Goal: Review the listing and copy each line that holds the word "Natural".

Stored records:

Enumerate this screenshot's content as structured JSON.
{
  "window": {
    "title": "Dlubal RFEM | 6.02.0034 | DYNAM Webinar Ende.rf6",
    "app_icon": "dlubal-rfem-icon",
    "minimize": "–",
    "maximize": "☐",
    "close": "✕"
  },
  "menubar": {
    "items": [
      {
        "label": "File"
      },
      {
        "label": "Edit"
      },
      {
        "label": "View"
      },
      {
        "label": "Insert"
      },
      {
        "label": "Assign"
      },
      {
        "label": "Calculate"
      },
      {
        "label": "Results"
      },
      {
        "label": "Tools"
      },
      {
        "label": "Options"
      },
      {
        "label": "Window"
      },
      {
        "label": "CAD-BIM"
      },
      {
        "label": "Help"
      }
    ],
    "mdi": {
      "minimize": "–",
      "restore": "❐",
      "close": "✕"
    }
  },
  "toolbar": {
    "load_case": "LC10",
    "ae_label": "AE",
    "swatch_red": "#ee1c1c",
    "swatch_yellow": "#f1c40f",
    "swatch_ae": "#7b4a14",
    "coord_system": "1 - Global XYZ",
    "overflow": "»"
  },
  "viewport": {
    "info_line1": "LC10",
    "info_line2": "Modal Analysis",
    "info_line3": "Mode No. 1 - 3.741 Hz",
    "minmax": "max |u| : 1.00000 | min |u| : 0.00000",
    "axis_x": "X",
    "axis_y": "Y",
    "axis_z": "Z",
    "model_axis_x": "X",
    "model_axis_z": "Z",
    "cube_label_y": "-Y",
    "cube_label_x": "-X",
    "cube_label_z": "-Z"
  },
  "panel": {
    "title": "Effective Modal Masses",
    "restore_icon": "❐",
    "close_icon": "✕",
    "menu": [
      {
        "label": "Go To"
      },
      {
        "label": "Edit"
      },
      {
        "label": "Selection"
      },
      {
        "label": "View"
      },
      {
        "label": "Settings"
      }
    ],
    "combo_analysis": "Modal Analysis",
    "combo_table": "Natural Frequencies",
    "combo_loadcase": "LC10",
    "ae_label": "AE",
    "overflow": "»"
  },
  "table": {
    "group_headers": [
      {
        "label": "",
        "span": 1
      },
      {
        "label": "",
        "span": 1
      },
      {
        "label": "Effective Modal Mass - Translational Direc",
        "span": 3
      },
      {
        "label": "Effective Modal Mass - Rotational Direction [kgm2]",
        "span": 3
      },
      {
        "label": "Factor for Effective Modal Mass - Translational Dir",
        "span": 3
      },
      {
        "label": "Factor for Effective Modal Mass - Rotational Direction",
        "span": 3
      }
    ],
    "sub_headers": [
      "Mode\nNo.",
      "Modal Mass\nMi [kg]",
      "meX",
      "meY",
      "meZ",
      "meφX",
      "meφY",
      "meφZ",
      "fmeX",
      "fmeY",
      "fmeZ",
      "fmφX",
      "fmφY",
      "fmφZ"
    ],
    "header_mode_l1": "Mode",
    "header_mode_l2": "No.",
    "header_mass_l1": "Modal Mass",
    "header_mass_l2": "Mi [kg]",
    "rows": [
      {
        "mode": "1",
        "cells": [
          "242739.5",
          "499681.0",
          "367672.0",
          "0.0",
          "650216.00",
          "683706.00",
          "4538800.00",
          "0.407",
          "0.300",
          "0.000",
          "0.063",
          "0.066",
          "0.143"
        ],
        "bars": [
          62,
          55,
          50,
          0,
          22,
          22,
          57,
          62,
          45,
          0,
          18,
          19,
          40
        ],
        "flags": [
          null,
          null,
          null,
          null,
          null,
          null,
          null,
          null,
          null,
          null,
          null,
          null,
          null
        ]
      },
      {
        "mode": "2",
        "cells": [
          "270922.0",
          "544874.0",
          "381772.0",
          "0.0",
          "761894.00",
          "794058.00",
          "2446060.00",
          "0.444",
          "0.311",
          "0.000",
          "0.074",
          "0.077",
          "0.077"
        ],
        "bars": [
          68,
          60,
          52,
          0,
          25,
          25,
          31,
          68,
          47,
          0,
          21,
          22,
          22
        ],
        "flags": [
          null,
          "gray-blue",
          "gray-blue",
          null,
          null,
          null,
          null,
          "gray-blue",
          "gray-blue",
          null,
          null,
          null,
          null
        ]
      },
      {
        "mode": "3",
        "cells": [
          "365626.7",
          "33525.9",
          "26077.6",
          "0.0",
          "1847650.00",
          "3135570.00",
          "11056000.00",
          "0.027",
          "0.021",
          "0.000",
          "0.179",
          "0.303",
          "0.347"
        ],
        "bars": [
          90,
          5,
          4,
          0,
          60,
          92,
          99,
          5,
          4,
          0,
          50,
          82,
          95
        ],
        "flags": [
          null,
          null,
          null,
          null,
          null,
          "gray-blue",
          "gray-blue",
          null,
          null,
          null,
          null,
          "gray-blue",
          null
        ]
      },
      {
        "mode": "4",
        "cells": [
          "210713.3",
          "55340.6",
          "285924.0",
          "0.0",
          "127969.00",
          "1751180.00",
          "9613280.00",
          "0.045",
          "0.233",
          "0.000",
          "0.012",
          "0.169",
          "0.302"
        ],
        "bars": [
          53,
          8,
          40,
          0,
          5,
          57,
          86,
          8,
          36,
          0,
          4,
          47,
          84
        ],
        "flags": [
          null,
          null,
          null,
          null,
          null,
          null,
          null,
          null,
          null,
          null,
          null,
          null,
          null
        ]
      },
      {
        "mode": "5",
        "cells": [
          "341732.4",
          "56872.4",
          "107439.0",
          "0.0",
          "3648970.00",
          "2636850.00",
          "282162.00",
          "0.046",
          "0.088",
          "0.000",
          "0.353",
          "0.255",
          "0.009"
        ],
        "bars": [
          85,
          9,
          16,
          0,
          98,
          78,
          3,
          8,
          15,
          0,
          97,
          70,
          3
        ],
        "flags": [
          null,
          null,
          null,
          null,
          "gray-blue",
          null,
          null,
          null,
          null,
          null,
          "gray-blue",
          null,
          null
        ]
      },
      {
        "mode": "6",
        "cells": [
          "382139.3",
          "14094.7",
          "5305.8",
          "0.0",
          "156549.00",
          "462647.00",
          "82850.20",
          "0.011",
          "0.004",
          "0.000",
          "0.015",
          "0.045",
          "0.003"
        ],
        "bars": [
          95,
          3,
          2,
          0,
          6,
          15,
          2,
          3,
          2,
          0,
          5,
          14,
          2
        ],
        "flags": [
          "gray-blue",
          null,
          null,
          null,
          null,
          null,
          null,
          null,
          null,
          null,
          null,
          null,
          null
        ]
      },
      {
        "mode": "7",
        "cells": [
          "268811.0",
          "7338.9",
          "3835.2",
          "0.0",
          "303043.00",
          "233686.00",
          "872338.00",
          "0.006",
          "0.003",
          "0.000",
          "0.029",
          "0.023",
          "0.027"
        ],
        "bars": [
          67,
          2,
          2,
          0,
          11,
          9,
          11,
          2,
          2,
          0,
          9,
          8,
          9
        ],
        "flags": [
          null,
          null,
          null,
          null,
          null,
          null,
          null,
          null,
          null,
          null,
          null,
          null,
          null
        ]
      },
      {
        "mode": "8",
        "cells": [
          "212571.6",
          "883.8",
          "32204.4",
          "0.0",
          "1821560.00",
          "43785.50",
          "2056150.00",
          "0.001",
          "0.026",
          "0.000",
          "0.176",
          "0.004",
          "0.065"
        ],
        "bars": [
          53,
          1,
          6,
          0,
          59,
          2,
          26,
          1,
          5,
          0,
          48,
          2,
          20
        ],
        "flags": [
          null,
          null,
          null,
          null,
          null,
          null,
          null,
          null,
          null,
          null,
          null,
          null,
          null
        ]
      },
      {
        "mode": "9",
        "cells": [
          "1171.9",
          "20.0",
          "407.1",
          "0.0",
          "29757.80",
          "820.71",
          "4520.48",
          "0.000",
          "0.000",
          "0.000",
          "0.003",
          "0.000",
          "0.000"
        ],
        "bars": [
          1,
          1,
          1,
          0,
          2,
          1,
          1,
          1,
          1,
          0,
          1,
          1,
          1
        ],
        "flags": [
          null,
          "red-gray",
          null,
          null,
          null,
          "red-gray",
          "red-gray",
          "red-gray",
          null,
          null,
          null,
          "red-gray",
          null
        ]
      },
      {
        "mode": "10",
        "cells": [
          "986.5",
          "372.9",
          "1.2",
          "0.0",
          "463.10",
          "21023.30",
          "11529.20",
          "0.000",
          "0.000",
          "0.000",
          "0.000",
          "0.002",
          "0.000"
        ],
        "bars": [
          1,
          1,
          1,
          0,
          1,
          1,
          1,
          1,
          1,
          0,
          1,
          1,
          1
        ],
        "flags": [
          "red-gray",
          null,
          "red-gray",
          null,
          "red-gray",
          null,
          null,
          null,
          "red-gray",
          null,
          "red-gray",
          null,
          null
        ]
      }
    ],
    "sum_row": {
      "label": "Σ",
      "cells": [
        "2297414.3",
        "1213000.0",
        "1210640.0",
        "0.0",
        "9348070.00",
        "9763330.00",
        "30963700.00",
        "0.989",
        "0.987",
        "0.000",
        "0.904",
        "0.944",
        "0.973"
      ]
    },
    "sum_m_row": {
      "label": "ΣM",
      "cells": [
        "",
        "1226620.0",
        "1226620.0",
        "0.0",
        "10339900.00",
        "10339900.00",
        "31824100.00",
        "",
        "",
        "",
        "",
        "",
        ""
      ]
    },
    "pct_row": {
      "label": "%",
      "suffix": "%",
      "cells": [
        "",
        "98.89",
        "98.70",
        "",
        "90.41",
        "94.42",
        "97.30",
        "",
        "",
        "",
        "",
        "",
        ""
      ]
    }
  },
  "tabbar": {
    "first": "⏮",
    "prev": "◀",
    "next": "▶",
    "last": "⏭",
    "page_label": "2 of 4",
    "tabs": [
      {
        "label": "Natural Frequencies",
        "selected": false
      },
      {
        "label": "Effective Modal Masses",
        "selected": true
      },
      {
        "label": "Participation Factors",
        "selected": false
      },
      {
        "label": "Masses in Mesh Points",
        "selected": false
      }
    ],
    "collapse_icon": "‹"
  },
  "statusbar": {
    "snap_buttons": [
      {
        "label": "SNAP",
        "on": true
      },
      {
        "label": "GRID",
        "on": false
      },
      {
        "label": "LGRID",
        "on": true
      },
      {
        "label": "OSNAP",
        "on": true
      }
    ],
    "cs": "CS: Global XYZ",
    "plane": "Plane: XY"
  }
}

Solution to this problem:
    "combo_table": "Natural Frequencies",
        "label": "Natural Frequencies",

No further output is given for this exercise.